(Exercise aim):
Copy every line of the records below that holds the word "求出最佳".

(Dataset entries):
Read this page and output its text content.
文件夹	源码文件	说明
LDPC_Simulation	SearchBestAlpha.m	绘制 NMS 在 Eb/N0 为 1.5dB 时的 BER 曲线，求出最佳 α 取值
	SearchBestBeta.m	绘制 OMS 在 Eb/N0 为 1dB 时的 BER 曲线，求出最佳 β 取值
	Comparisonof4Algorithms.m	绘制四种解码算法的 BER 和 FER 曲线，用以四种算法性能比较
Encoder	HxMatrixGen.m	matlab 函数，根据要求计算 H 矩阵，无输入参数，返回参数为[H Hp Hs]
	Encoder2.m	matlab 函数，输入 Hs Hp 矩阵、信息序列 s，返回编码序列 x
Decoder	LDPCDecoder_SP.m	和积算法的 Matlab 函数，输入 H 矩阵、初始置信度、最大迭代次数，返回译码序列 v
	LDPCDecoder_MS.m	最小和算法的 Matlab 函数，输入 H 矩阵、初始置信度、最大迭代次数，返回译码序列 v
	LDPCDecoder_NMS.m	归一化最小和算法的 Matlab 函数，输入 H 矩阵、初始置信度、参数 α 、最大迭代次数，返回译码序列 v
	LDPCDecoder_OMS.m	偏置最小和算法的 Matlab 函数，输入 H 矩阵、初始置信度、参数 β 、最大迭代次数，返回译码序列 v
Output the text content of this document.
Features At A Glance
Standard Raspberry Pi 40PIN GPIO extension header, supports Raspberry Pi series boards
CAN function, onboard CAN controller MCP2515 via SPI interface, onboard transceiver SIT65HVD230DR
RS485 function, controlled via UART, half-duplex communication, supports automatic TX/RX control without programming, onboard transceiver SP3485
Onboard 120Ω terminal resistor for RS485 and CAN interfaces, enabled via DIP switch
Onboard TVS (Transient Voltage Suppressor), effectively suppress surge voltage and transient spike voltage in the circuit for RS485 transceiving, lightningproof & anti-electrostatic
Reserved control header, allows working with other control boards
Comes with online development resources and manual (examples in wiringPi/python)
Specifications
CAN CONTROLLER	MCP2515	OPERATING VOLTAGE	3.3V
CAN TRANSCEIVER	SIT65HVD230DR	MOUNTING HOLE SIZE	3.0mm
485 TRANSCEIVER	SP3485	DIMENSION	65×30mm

(Exercise output):
LDPC_Simulation	SearchBestAlpha.m	绘制 NMS 在 Eb/N0 为 1.5dB 时的 BER 曲线，求出最佳 α 取值
	SearchBestBeta.m	绘制 OMS 在 Eb/N0 为 1dB 时的 BER 曲线，求出最佳 β 取值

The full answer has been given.